Exercise brief = Reproduce every entry in the listing without alteration.

Provided entries =
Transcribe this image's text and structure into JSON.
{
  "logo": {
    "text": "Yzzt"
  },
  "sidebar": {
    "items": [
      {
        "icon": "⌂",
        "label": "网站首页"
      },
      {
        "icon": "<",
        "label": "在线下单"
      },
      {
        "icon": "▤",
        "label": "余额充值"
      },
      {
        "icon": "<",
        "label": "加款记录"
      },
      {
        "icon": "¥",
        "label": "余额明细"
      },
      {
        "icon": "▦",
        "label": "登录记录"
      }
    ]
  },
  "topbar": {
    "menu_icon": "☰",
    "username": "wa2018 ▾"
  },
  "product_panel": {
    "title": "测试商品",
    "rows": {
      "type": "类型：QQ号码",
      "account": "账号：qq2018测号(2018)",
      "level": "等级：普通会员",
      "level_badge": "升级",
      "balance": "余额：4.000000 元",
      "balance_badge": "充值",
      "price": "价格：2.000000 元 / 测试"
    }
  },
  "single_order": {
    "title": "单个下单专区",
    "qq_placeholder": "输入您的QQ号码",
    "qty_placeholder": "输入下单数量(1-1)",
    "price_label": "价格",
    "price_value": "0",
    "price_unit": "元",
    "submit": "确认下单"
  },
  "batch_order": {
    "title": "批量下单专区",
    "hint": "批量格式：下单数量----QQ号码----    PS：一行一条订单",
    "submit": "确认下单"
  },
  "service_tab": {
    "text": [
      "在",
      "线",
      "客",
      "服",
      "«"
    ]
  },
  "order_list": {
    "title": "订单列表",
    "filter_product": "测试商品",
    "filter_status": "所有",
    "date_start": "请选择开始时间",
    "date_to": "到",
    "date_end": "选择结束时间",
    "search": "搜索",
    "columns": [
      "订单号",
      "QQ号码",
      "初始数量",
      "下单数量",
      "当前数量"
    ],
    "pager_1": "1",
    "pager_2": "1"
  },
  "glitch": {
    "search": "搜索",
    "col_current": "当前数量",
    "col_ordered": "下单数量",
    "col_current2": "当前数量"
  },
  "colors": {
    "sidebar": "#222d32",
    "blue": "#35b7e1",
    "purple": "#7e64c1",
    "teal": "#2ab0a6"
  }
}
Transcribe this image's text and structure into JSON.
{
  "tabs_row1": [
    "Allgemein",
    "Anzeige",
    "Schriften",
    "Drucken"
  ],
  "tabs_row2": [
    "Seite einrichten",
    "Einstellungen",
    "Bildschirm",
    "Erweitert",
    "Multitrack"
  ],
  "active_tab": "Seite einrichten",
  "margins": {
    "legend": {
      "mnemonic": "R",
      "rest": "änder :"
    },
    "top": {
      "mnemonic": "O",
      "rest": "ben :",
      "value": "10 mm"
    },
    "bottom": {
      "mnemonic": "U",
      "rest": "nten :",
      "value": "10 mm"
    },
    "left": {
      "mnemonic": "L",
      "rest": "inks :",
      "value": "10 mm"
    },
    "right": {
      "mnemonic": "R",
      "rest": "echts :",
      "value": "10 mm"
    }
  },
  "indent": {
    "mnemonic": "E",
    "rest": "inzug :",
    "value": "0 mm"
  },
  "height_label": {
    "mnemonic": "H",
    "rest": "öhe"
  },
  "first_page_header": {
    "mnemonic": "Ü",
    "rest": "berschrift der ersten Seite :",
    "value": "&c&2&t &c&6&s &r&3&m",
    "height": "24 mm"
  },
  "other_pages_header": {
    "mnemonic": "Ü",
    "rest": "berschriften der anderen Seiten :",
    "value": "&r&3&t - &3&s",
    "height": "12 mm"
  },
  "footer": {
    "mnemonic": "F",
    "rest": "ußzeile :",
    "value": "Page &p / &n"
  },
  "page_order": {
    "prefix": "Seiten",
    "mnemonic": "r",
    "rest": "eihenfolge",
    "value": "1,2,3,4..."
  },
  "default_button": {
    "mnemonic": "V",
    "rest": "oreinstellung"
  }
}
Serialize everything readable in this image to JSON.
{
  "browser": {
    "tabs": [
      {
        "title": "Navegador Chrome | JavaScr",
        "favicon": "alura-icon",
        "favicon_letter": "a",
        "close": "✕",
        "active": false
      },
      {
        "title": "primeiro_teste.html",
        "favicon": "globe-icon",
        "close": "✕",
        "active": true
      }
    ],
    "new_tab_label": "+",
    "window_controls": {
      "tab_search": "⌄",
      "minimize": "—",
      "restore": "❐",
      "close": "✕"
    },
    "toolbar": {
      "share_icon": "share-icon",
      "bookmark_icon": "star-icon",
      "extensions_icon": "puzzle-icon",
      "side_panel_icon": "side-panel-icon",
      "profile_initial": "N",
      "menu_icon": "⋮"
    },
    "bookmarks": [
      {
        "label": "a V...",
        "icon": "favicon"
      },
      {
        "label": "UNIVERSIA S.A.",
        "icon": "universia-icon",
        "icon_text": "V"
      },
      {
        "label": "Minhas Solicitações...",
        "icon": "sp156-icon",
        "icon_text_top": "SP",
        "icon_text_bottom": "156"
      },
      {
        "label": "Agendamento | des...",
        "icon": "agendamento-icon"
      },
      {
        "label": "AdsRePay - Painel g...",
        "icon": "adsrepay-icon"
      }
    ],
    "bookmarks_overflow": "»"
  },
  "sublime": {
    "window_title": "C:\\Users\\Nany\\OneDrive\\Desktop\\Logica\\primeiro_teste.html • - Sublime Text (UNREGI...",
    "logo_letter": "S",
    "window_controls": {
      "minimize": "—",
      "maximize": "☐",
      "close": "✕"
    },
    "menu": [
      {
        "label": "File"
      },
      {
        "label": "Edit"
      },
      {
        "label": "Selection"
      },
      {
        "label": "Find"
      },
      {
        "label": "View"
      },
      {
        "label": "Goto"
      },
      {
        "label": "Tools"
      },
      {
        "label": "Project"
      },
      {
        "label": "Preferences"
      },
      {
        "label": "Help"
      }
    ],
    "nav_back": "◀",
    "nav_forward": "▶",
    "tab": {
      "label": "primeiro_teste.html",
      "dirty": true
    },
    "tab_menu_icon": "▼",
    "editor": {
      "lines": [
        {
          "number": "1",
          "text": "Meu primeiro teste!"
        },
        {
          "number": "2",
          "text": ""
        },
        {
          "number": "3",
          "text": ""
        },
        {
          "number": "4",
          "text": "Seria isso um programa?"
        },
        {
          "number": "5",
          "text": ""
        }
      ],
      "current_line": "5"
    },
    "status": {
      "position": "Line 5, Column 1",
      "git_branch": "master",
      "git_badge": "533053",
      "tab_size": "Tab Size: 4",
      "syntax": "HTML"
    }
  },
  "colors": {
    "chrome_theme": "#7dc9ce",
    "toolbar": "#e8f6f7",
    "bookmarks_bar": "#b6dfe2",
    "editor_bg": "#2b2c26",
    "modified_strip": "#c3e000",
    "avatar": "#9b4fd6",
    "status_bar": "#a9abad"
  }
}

Solution for this exercise =
Transcribe this image's text and structure into JSON.
{
  "logo": {
    "text": "Yzzt"
  },
  "sidebar": {
    "items": [
      {
        "icon": "⌂",
        "label": "网站首页"
      },
      {
        "icon": "<",
        "label": "在线下单"
      },
      {
        "icon": "▤",
        "label": "余额充值"
      },
      {
        "icon": "<",
        "label": "加款记录"
      },
      {
        "icon": "¥",
        "label": "余额明细"
      },
      {
        "icon": "▦",
        "label": "登录记录"
      }
    ]
  },
  "topbar": {
    "menu_icon": "☰",
    "username": "wa2018 ▾"
  },
  "product_panel": {
    "title": "测试商品",
    "rows": {
      "type": "类型：QQ号码",
      "account": "账号：qq2018测号(2018)",
      "level": "等级：普通会员",
      "level_badge": "升级",
      "balance": "余额：4.000000 元",
      "balance_badge": "充值",
      "price": "价格：2.000000 元 / 测试"
    }
  },
  "single_order": {
    "title": "单个下单专区",
    "qq_placeholder": "输入您的QQ号码",
    "qty_placeholder": "输入下单数量(1-1)",
    "price_label": "价格",
    "price_value": "0",
    "price_unit": "元",
    "submit": "确认下单"
  },
  "batch_order": {
    "title": "批量下单专区",
    "hint": "批量格式：下单数量----QQ号码----    PS：一行一条订单",
    "submit": "确认下单"
  },
  "service_tab": {
    "text": [
      "在",
      "线",
      "客",
      "服",
      "«"
    ]
  },
  "order_list": {
    "title": "订单列表",
    "filter_product": "测试商品",
    "filter_status": "所有",
    "date_start": "请选择开始时间",
    "date_to": "到",
    "date_end": "选择结束时间",
    "search": "搜索",
    "columns": [
      "订单号",
      "QQ号码",
      "初始数量",
      "下单数量",
      "当前数量"
    ],
    "pager_1": "1",
    "pager_2": "1"
  },
  "glitch": {
    "search": "搜索",
    "col_current": "当前数量",
    "col_ordered": "下单数量",
    "col_current2": "当前数量"
  },
  "colors": {
    "sidebar": "#222d32",
    "blue": "#35b7e1",
    "purple": "#7e64c1",
    "teal": "#2ab0a6"
  }
}
Transcribe this image's text and structure into JSON.
{
  "tabs_row1": [
    "Allgemein",
    "Anzeige",
    "Schriften",
    "Drucken"
  ],
  "tabs_row2": [
    "Seite einrichten",
    "Einstellungen",
    "Bildschirm",
    "Erweitert",
    "Multitrack"
  ],
  "active_tab": "Seite einrichten",
  "margins": {
    "legend": {
      "mnemonic": "R",
      "rest": "änder :"
    },
    "top": {
      "mnemonic": "O",
      "rest": "ben :",
      "value": "10 mm"
    },
    "bottom": {
      "mnemonic": "U",
      "rest": "nten :",
      "value": "10 mm"
    },
    "left": {
      "mnemonic": "L",
      "rest": "inks :",
      "value": "10 mm"
    },
    "right": {
      "mnemonic": "R",
      "rest": "echts :",
      "value": "10 mm"
    }
  },
  "indent": {
    "mnemonic": "E",
    "rest": "inzug :",
    "value": "0 mm"
  },
  "height_label": {
    "mnemonic": "H",
    "rest": "öhe"
  },
  "first_page_header": {
    "mnemonic": "Ü",
    "rest": "berschrift der ersten Seite :",
    "value": "&c&2&t &c&6&s &r&3&m",
    "height": "24 mm"
  },
  "other_pages_header": {
    "mnemonic": "Ü",
    "rest": "berschriften der anderen Seiten :",
    "value": "&r&3&t - &3&s",
    "height": "12 mm"
  },
  "footer": {
    "mnemonic": "F",
    "rest": "ußzeile :",
    "value": "Page &p / &n"
  },
  "page_order": {
    "prefix": "Seiten",
    "mnemonic": "r",
    "rest": "eihenfolge",
    "value": "1,2,3,4..."
  },
  "default_button": {
    "mnemonic": "V",
    "rest": "oreinstellung"
  }
}
Serialize everything readable in this image to JSON.
{
  "browser": {
    "tabs": [
      {
        "title": "Navegador Chrome | JavaScr",
        "favicon": "alura-icon",
        "favicon_letter": "a",
        "close": "✕",
        "active": false
      },
      {
        "title": "primeiro_teste.html",
        "favicon": "globe-icon",
        "close": "✕",
        "active": true
      }
    ],
    "new_tab_label": "+",
    "window_controls": {
      "tab_search": "⌄",
      "minimize": "—",
      "restore": "❐",
      "close": "✕"
    },
    "toolbar": {
      "share_icon": "share-icon",
      "bookmark_icon": "star-icon",
      "extensions_icon": "puzzle-icon",
      "side_panel_icon": "side-panel-icon",
      "profile_initial": "N",
      "menu_icon": "⋮"
    },
    "bookmarks": [
      {
        "label": "a V...",
        "icon": "favicon"
      },
      {
        "label": "UNIVERSIA S.A.",
        "icon": "universia-icon",
        "icon_text": "V"
      },
      {
        "label": "Minhas Solicitações...",
        "icon": "sp156-icon",
        "icon_text_top": "SP",
        "icon_text_bottom": "156"
      },
      {
        "label": "Agendamento | des...",
        "icon": "agendamento-icon"
      },
      {
        "label": "AdsRePay - Painel g...",
        "icon": "adsrepay-icon"
      }
    ],
    "bookmarks_overflow": "»"
  },
  "sublime": {
    "window_title": "C:\\Users\\Nany\\OneDrive\\Desktop\\Logica\\primeiro_teste.html • - Sublime Text (UNREGI...",
    "logo_letter": "S",
    "window_controls": {
      "minimize": "—",
      "maximize": "☐",
      "close": "✕"
    },
    "menu": [
      {
        "label": "File"
      },
      {
        "label": "Edit"
      },
      {
        "label": "Selection"
      },
      {
        "label": "Find"
      },
      {
        "label": "View"
      },
      {
        "label": "Goto"
      },
      {
        "label": "Tools"
      },
      {
        "label": "Project"
      },
      {
        "label": "Preferences"
      },
      {
        "label": "Help"
      }
    ],
    "nav_back": "◀",
    "nav_forward": "▶",
    "tab": {
      "label": "primeiro_teste.html",
      "dirty": true
    },
    "tab_menu_icon": "▼",
    "editor": {
      "lines": [
        {
          "number": "1",
          "text": "Meu primeiro teste!"
        },
        {
          "number": "2",
          "text": ""
        },
        {
          "number": "3",
          "text": ""
        },
        {
          "number": "4",
          "text": "Seria isso um programa?"
        },
        {
          "number": "5",
          "text": ""
        }
      ],
      "current_line": "5"
    },
    "status": {
      "position": "Line 5, Column 1",
      "git_branch": "master",
      "git_badge": "533053",
      "tab_size": "Tab Size: 4",
      "syntax": "HTML"
    }
  },
  "colors": {
    "chrome_theme": "#7dc9ce",
    "toolbar": "#e8f6f7",
    "bookmarks_bar": "#b6dfe2",
    "editor_bg": "#2b2c26",
    "modified_strip": "#c3e000",
    "avatar": "#9b4fd6",
    "status_bar": "#a9abad"
  }
}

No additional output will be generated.